§ Dataset excerpts:
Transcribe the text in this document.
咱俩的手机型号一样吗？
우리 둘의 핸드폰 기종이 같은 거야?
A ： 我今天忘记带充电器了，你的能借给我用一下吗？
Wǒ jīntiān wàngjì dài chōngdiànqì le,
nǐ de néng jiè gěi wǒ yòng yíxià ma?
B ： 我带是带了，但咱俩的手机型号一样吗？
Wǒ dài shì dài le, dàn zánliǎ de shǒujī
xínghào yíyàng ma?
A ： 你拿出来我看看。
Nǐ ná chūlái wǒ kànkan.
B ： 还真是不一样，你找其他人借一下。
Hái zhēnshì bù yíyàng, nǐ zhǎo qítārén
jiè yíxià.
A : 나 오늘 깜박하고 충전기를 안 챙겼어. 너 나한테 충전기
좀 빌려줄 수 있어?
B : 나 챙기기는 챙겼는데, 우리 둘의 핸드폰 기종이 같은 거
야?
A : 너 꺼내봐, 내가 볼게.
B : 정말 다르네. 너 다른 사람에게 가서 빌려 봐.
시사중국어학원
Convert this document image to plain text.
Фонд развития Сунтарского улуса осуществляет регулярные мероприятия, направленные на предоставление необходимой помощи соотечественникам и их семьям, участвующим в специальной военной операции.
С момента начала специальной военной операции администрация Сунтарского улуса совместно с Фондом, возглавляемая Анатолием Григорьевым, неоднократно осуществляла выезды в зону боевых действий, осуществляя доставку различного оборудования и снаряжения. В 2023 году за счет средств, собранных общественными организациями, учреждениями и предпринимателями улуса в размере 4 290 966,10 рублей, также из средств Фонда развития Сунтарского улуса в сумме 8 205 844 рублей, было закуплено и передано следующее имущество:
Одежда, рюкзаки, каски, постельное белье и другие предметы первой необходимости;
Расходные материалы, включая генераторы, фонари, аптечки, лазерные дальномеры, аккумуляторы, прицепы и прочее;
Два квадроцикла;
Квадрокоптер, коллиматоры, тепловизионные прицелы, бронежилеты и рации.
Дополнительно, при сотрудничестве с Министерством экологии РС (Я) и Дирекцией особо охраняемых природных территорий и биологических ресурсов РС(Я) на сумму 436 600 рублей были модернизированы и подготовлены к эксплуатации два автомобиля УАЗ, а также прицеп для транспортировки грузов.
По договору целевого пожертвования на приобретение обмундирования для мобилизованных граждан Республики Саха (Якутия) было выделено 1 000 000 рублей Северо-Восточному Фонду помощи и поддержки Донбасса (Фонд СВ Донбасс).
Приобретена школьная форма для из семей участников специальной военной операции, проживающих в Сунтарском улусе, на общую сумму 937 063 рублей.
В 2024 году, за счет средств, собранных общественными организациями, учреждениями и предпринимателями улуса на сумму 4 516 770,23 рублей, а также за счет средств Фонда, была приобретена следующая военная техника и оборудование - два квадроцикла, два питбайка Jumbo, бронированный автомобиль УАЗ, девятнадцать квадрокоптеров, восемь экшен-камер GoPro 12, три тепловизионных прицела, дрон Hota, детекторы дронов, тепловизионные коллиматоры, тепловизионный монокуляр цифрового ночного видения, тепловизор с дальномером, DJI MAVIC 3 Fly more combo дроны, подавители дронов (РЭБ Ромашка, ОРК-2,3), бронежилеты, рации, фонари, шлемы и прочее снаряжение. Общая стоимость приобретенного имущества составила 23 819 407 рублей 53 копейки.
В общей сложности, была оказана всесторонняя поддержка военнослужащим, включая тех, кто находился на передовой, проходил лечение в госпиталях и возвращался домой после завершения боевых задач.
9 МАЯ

§ Work to do: From the entries above, extract each line containing "text".

§ Answer to the task:
Transcribe the text in this document.
Convert this document image to plain text.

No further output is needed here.